* WRITTEN REQUEST: Find and copy every line in the records that includes the string "JSON".

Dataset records
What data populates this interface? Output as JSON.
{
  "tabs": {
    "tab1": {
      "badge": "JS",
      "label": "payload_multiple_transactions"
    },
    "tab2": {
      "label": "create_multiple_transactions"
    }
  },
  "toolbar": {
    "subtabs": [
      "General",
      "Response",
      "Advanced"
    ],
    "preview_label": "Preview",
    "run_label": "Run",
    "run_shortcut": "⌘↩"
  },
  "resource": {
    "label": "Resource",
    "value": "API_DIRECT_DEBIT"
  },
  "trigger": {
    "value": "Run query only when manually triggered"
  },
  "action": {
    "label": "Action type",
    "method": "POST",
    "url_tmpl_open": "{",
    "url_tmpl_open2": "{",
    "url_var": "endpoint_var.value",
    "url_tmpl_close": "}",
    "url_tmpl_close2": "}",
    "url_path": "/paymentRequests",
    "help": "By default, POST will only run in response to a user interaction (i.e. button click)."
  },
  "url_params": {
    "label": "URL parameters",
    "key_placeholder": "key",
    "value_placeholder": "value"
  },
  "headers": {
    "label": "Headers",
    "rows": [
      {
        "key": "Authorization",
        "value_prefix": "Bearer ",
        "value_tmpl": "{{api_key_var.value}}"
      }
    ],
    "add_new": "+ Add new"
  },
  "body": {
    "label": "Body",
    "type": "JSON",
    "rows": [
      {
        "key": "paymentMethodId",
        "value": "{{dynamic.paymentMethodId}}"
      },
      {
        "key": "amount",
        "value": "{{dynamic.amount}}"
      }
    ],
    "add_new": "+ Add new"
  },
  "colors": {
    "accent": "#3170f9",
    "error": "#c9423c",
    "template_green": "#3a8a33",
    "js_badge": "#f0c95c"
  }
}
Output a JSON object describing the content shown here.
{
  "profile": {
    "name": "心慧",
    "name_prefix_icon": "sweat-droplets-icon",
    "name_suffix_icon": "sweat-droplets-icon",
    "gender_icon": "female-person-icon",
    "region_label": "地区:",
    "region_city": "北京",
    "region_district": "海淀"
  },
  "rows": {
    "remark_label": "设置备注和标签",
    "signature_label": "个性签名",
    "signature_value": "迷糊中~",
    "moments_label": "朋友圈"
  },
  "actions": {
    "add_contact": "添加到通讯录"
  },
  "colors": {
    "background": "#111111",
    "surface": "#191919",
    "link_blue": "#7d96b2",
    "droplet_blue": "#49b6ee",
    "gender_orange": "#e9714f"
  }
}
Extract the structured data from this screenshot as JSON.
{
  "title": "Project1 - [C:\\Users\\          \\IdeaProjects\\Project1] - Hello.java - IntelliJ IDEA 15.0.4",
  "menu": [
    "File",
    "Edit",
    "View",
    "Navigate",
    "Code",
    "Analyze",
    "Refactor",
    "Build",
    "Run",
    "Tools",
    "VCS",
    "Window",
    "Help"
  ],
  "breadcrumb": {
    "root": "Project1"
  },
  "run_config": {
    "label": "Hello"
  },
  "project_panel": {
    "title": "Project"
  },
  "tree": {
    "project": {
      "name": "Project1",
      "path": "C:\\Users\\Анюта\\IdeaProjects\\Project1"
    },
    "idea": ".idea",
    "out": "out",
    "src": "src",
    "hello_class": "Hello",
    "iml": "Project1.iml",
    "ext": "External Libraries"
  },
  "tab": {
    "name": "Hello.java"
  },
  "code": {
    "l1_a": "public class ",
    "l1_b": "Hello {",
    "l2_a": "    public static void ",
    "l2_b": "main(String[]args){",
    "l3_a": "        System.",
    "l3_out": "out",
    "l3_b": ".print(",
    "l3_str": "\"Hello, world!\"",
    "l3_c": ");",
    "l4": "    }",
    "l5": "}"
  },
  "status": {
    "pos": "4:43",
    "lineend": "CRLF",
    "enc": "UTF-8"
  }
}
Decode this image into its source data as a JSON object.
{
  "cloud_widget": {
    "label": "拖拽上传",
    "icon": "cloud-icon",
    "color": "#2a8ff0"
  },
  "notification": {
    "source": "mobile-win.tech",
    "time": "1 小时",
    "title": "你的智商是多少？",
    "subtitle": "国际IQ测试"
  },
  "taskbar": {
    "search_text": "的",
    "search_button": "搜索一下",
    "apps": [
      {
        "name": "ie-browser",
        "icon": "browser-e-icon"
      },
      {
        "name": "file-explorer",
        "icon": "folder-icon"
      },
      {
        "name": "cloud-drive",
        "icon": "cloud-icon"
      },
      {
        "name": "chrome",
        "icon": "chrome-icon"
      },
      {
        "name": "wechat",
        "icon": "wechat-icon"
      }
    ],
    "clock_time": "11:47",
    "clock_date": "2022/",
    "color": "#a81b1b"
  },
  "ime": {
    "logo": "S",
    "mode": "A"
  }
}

* TASK ANSWER:
What data populates this interface? Output as JSON.
    "type": "JSON",
Output a JSON object describing the content shown here.
Extract the structured data from this screenshot as JSON.
Decode this image into its source data as a JSON object.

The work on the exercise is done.